Layout records
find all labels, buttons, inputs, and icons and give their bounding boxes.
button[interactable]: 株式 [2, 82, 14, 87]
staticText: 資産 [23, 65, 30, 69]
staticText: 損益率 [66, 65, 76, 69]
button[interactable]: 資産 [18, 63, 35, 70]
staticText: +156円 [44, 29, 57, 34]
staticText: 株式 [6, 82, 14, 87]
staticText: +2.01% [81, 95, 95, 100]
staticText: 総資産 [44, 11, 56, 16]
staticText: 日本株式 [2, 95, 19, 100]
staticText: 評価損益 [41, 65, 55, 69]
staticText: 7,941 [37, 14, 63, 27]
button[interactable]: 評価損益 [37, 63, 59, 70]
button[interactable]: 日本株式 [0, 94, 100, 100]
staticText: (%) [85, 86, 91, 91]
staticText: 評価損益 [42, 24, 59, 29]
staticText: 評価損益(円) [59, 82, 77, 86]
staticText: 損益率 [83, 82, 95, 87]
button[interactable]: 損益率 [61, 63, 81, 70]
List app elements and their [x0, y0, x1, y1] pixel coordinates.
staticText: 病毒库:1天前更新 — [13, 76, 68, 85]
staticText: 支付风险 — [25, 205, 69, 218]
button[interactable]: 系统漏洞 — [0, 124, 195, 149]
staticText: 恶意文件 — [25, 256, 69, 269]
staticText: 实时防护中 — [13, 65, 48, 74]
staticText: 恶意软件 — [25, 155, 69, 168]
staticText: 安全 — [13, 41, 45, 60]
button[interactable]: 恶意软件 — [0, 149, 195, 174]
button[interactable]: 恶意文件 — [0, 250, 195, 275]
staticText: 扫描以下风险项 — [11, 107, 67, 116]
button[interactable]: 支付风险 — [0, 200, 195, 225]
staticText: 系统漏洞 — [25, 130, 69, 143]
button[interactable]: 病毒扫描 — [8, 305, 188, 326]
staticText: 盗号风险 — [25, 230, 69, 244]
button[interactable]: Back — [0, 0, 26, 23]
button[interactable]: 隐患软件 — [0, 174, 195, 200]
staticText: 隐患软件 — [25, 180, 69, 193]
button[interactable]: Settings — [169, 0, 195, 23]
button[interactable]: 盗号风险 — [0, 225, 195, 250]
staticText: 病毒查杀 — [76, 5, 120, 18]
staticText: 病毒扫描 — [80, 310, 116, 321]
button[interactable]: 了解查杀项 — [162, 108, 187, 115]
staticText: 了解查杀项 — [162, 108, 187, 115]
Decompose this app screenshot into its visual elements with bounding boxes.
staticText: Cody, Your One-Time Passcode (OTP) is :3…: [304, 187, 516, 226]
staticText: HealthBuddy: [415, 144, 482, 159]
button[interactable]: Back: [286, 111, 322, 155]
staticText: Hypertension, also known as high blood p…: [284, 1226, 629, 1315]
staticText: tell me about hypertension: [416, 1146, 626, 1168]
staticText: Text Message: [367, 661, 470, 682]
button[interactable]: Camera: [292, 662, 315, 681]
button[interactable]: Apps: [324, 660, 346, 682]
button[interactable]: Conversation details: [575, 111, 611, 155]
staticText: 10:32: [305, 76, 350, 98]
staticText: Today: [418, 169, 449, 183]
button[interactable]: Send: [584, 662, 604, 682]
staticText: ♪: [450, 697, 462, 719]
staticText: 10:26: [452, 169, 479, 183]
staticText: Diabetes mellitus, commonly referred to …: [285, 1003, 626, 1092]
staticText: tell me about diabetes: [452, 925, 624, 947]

EXERCISE DIRECTIONS: Reproduce every line of the layout records above, character for character and in the same order.

FINISHED EXERCISE:
find all labels, buttons, inputs, and icons and give their bounding boxes.
button[interactable]: 株式 [2, 82, 14, 87]
staticText: 資産 [23, 65, 30, 69]
staticText: 損益率 [66, 65, 76, 69]
button[interactable]: 資産 [18, 63, 35, 70]
staticText: +156円 [44, 29, 57, 34]
staticText: 株式 [6, 82, 14, 87]
staticText: +2.01% [81, 95, 95, 100]
staticText: 総資産 [44, 11, 56, 16]
staticText: 日本株式 [2, 95, 19, 100]
staticText: 評価損益 [41, 65, 55, 69]
staticText: 7,941 [37, 14, 63, 27]
button[interactable]: 評価損益 [37, 63, 59, 70]
button[interactable]: 日本株式 [0, 94, 100, 100]
staticText: (%) [85, 86, 91, 91]
staticText: 評価損益 [42, 24, 59, 29]
staticText: 評価損益(円) [59, 82, 77, 86]
staticText: 損益率 [83, 82, 95, 87]
button[interactable]: 損益率 [61, 63, 81, 70]
List app elements and their [x0, y0, x1, y1] pixel coordinates.
staticText: 病毒库:1天前更新 — [13, 76, 68, 85]
staticText: 支付风险 — [25, 205, 69, 218]
button[interactable]: 系统漏洞 — [0, 124, 195, 149]
staticText: 恶意文件 — [25, 256, 69, 269]
staticText: 实时防护中 — [13, 65, 48, 74]
staticText: 恶意软件 — [25, 155, 69, 168]
staticText: 安全 — [13, 41, 45, 60]
button[interactable]: 恶意软件 — [0, 149, 195, 174]
button[interactable]: 恶意文件 — [0, 250, 195, 275]
staticText: 扫描以下风险项 — [11, 107, 67, 116]
button[interactable]: 支付风险 — [0, 200, 195, 225]
staticText: 系统漏洞 — [25, 130, 69, 143]
button[interactable]: 病毒扫描 — [8, 305, 188, 326]
staticText: 盗号风险 — [25, 230, 69, 244]
button[interactable]: Back — [0, 0, 26, 23]
button[interactable]: 隐患软件 — [0, 174, 195, 200]
staticText: 隐患软件 — [25, 180, 69, 193]
button[interactable]: Settings — [169, 0, 195, 23]
button[interactable]: 盗号风险 — [0, 225, 195, 250]
staticText: 病毒查杀 — [76, 5, 120, 18]
staticText: 病毒扫描 — [80, 310, 116, 321]
button[interactable]: 了解查杀项 — [162, 108, 187, 115]
staticText: 了解查杀项 — [162, 108, 187, 115]
Decompose this app screenshot into its visual elements with bounding boxes.
staticText: Cody, Your One-Time Passcode (OTP) is :3…: [304, 187, 516, 226]
staticText: HealthBuddy: [415, 144, 482, 159]
button[interactable]: Back: [286, 111, 322, 155]
staticText: Hypertension, also known as high blood p…: [284, 1226, 629, 1315]
staticText: tell me about hypertension: [416, 1146, 626, 1168]
staticText: Text Message: [367, 661, 470, 682]
button[interactable]: Camera: [292, 662, 315, 681]
button[interactable]: Apps: [324, 660, 346, 682]
button[interactable]: Conversation details: [575, 111, 611, 155]
staticText: 10:32: [305, 76, 350, 98]
staticText: Today: [418, 169, 449, 183]
button[interactable]: Send: [584, 662, 604, 682]
staticText: ♪: [450, 697, 462, 719]
staticText: 10:26: [452, 169, 479, 183]
staticText: Diabetes mellitus, commonly referred to …: [285, 1003, 626, 1092]
staticText: tell me about diabetes: [452, 925, 624, 947]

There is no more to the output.